*Work instructions*. Give the number of lines in the records below that include "heading", and nothing more.

----

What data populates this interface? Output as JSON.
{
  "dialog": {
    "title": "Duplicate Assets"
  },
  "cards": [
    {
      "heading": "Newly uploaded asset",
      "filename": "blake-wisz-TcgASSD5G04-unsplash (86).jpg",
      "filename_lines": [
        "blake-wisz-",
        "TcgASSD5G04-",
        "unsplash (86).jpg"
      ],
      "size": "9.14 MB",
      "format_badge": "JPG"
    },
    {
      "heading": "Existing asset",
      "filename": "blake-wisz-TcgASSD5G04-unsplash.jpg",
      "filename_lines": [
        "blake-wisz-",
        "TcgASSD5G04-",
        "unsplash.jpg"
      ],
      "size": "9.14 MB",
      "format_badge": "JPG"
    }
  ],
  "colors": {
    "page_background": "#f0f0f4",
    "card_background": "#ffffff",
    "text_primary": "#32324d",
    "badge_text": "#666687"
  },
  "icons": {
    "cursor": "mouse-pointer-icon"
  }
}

----

*The answer*. 2